Task inputs>
######
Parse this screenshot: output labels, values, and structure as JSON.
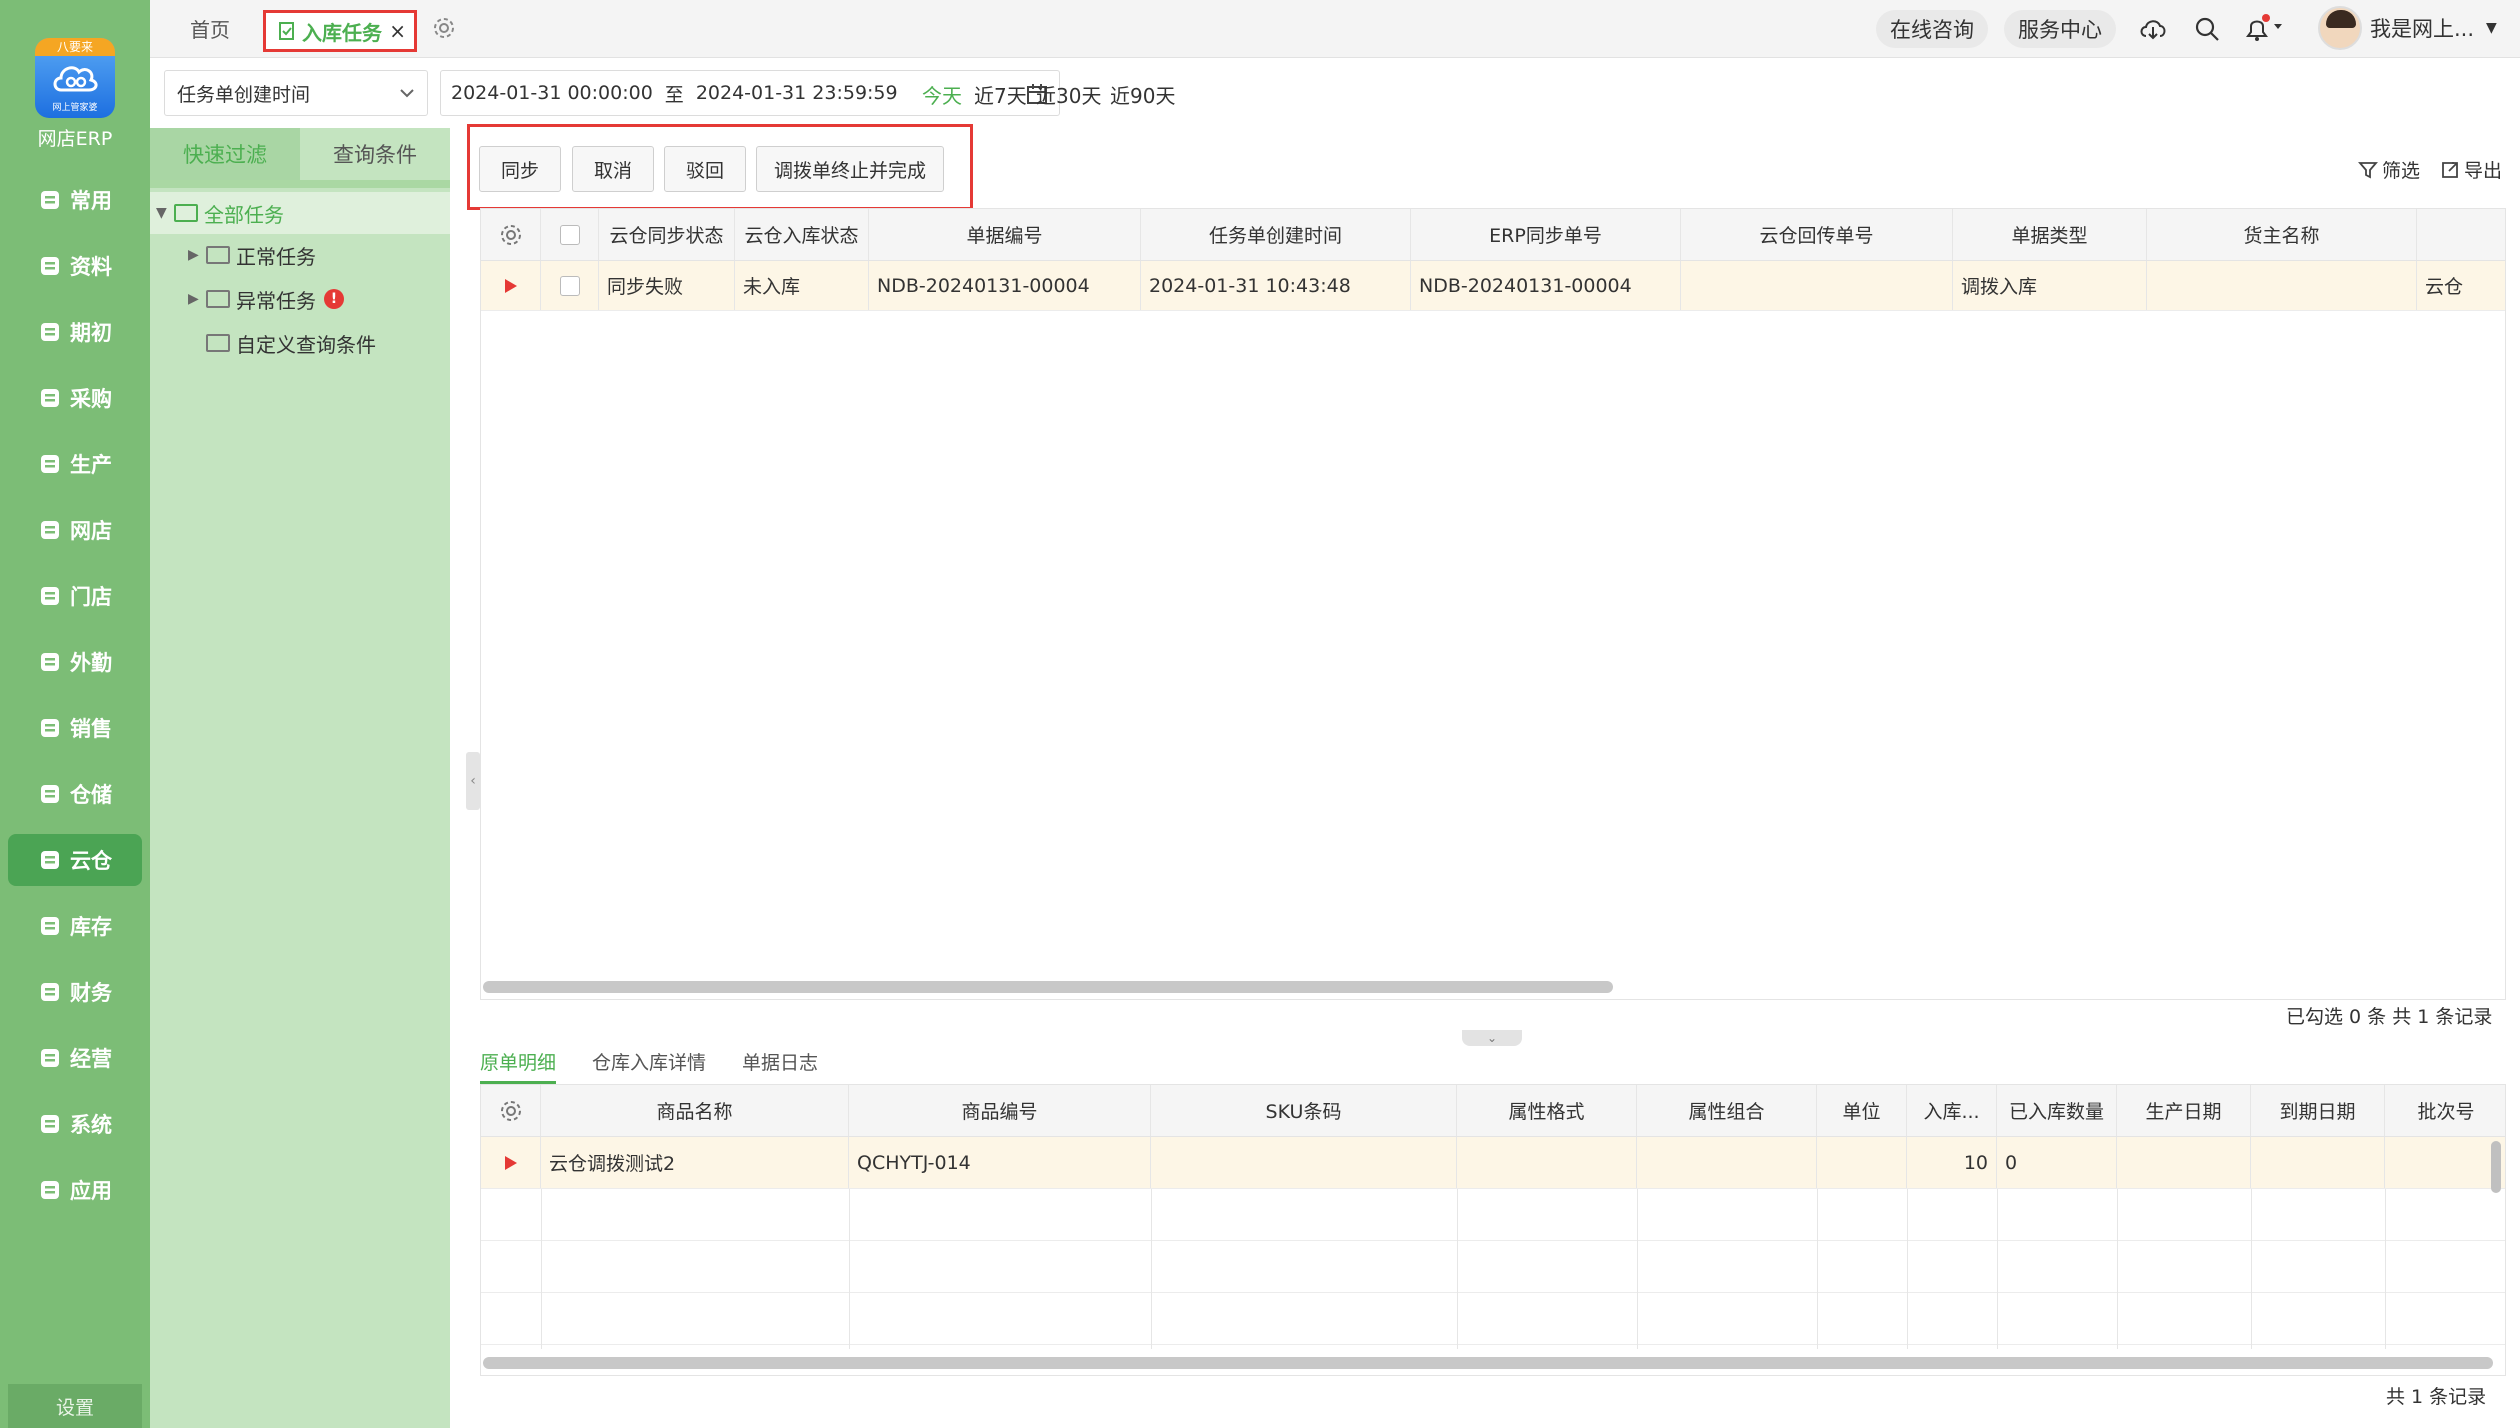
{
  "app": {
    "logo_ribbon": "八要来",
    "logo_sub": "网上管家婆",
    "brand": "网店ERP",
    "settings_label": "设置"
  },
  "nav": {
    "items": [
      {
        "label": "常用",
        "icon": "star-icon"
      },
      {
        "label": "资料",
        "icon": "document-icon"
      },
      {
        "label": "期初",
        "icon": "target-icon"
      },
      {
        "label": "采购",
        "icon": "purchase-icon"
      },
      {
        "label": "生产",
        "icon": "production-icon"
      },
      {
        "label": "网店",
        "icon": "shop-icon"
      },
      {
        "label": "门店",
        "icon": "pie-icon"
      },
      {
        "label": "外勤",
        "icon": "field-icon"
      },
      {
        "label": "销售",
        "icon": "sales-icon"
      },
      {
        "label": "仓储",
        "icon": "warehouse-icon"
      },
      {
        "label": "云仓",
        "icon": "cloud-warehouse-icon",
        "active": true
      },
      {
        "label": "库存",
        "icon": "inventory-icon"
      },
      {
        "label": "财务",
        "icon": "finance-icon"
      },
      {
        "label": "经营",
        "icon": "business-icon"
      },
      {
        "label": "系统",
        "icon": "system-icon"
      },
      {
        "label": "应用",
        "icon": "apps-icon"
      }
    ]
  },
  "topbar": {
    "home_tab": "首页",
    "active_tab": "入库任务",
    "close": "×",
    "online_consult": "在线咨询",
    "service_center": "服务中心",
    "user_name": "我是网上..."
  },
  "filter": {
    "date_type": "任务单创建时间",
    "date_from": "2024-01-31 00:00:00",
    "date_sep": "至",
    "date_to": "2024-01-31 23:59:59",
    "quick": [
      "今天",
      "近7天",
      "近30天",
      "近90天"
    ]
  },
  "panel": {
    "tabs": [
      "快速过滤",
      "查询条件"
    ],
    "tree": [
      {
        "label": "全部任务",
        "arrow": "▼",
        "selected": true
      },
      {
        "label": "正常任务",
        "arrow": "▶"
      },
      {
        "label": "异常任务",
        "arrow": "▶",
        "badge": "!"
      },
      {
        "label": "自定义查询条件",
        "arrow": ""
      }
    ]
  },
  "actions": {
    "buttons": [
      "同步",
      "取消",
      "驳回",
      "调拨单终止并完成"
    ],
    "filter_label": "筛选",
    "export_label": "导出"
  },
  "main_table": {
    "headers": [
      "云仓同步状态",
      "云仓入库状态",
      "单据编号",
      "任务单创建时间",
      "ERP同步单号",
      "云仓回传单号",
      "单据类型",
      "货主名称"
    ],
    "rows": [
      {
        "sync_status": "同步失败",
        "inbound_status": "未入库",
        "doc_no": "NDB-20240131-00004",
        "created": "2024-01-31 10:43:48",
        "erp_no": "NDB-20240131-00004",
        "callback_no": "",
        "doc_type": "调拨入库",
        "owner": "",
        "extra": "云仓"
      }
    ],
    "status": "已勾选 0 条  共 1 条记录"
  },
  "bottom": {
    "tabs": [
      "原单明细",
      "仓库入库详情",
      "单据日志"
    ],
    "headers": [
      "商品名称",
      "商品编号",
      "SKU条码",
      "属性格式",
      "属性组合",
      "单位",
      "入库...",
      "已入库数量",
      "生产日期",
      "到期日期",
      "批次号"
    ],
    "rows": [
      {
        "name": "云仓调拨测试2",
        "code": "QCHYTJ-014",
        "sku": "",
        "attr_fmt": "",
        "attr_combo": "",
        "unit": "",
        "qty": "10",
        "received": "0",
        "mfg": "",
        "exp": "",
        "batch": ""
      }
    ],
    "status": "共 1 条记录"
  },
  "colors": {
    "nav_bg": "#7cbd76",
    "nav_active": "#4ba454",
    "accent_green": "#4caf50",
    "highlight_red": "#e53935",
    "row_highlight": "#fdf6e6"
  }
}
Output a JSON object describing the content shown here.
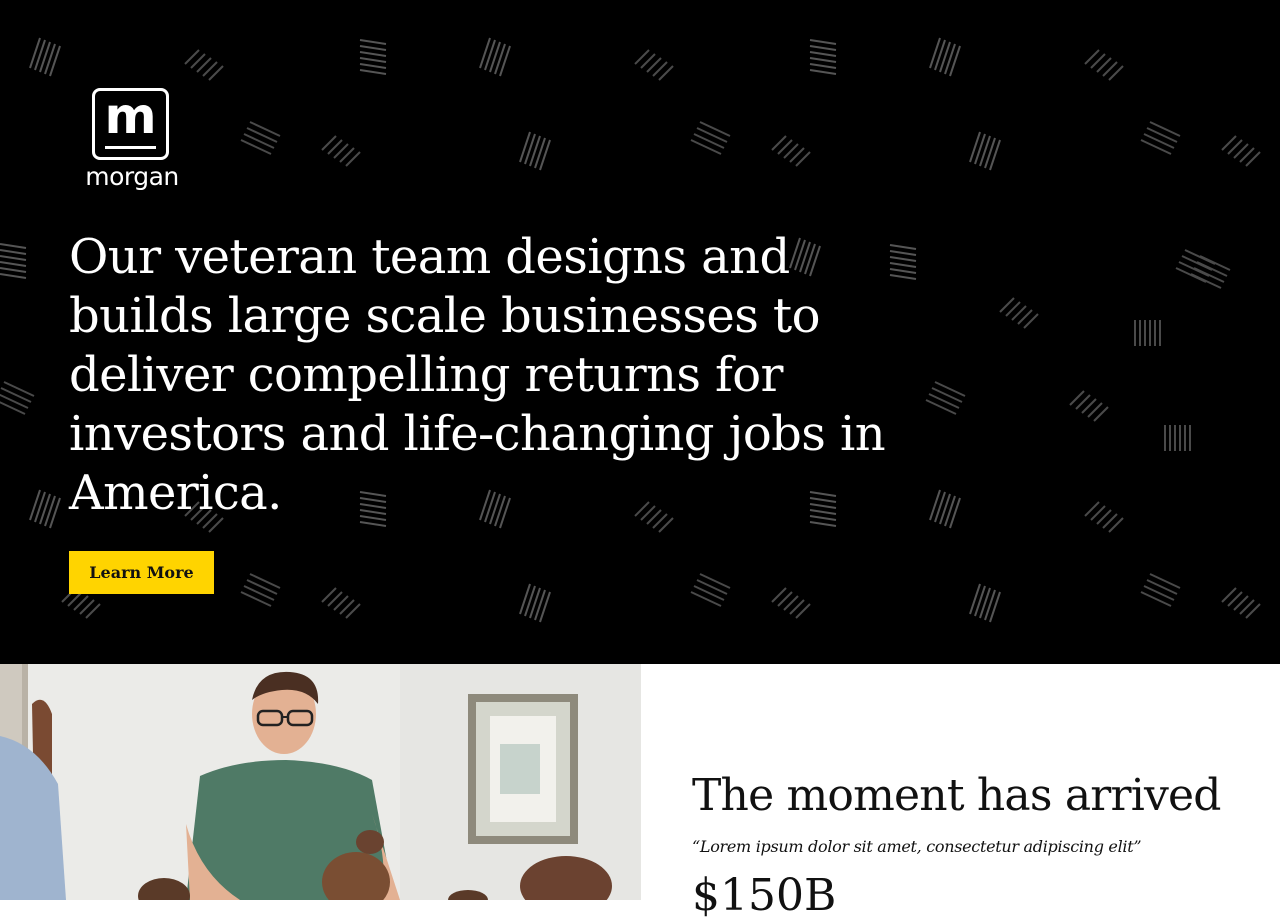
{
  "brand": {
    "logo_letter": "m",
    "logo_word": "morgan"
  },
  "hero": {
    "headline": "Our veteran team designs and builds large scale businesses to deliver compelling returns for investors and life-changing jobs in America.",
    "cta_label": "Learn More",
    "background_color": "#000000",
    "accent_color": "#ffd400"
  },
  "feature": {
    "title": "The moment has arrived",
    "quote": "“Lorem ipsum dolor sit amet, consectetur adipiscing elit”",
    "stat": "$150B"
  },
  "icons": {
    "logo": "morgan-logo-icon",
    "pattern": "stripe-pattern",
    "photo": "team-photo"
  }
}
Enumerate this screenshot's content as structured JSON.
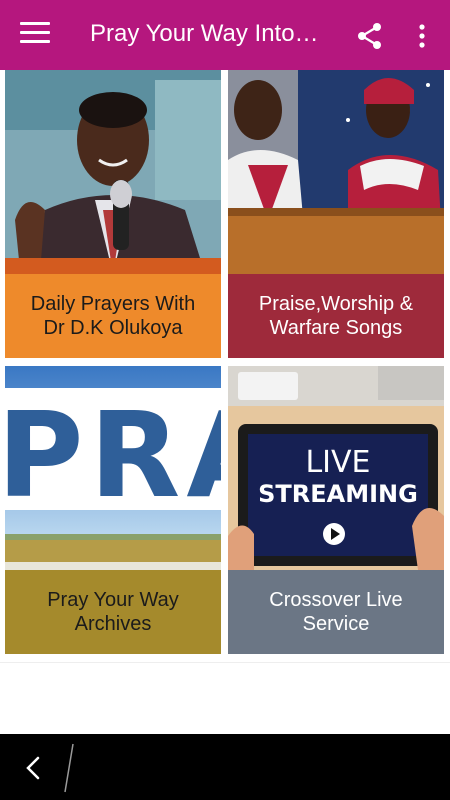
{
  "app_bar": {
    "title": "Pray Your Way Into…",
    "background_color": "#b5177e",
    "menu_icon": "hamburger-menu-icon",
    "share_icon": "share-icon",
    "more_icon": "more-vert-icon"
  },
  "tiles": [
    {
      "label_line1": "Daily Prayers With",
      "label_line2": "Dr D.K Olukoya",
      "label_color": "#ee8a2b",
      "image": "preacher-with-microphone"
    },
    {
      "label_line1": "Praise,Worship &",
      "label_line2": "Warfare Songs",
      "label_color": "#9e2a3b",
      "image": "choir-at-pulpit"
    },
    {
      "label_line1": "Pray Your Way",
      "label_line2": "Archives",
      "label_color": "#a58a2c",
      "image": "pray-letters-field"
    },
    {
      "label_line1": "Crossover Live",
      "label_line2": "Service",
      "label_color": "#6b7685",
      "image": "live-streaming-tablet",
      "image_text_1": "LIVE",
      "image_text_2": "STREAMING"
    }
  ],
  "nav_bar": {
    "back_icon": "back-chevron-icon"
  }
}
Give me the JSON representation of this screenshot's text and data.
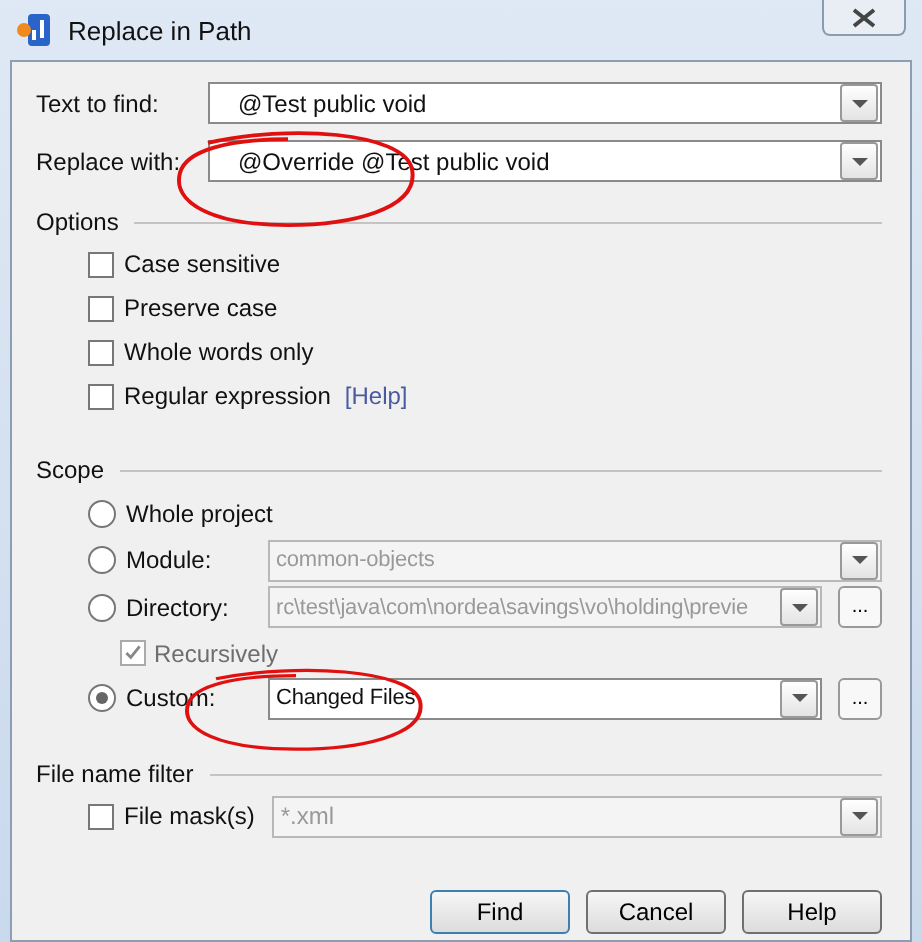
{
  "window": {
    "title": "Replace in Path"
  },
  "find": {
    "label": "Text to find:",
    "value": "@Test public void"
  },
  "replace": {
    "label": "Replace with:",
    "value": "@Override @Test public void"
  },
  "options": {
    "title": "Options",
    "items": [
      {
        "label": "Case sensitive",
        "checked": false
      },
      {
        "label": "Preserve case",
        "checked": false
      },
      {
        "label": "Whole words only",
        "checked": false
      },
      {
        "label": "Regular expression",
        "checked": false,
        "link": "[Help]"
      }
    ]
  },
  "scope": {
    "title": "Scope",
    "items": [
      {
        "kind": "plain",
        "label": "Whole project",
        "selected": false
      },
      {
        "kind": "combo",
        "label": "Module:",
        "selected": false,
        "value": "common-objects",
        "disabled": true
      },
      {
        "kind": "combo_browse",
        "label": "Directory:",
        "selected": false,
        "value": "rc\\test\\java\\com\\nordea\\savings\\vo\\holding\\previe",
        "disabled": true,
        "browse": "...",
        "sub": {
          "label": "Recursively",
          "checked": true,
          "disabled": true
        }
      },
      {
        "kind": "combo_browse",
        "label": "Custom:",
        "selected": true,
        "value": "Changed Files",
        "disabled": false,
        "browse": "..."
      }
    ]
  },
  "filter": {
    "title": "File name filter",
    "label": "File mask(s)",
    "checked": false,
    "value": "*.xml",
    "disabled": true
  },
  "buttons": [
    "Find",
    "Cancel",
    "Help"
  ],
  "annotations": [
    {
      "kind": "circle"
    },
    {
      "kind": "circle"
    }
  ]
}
######
Gather each line of the listing containing the word "JSON" and show it.

Answer to the task>
Parse this screenshot: output labels, values, and structure as JSON.
Output a JSON object describing the content shown here.
Enumerate this screenshot's content as structured JSON.
Give me the JSON representation of this screenshot's text and data.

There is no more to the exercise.